▸ **Available data**
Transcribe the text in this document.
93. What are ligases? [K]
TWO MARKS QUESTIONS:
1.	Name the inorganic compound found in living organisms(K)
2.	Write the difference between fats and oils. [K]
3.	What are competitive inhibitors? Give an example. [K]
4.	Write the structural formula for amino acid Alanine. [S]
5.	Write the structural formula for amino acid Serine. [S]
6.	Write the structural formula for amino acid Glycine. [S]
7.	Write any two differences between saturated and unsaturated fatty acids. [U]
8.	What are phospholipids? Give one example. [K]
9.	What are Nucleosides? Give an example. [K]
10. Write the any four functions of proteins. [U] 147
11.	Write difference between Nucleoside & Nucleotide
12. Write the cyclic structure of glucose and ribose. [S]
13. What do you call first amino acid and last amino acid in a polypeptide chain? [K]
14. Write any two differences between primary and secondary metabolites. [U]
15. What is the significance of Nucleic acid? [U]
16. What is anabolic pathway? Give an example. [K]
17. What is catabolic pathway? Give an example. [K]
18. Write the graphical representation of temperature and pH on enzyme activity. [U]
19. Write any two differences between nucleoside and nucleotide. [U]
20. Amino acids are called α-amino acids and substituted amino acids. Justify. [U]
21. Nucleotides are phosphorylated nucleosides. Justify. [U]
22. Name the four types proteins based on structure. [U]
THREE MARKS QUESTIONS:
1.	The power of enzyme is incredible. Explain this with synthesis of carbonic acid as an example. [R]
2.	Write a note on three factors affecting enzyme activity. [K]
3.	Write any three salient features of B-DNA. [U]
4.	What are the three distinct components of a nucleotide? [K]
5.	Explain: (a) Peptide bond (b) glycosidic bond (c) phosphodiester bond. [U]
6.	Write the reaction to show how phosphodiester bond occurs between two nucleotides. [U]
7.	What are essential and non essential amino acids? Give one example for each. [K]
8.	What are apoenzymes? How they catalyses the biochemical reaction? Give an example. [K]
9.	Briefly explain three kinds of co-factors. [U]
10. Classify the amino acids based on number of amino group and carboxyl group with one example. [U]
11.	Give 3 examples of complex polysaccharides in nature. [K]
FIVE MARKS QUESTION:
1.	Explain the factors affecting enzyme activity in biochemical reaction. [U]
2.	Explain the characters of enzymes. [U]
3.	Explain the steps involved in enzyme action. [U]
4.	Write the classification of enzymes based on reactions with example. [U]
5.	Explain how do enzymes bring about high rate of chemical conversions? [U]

▸ **Try it**
In the listing above, which lines include the string "with"? Return every one of them.

▸ **Solution for this task**
1.	The power of enzyme is incredible. Explain this with synthesis of carbonic acid as an example. [R]
10. Classify the amino acids based on number of amino group and carboxyl group with one example. [U]
4.	Write the classification of enzymes based on reactions with example. [U]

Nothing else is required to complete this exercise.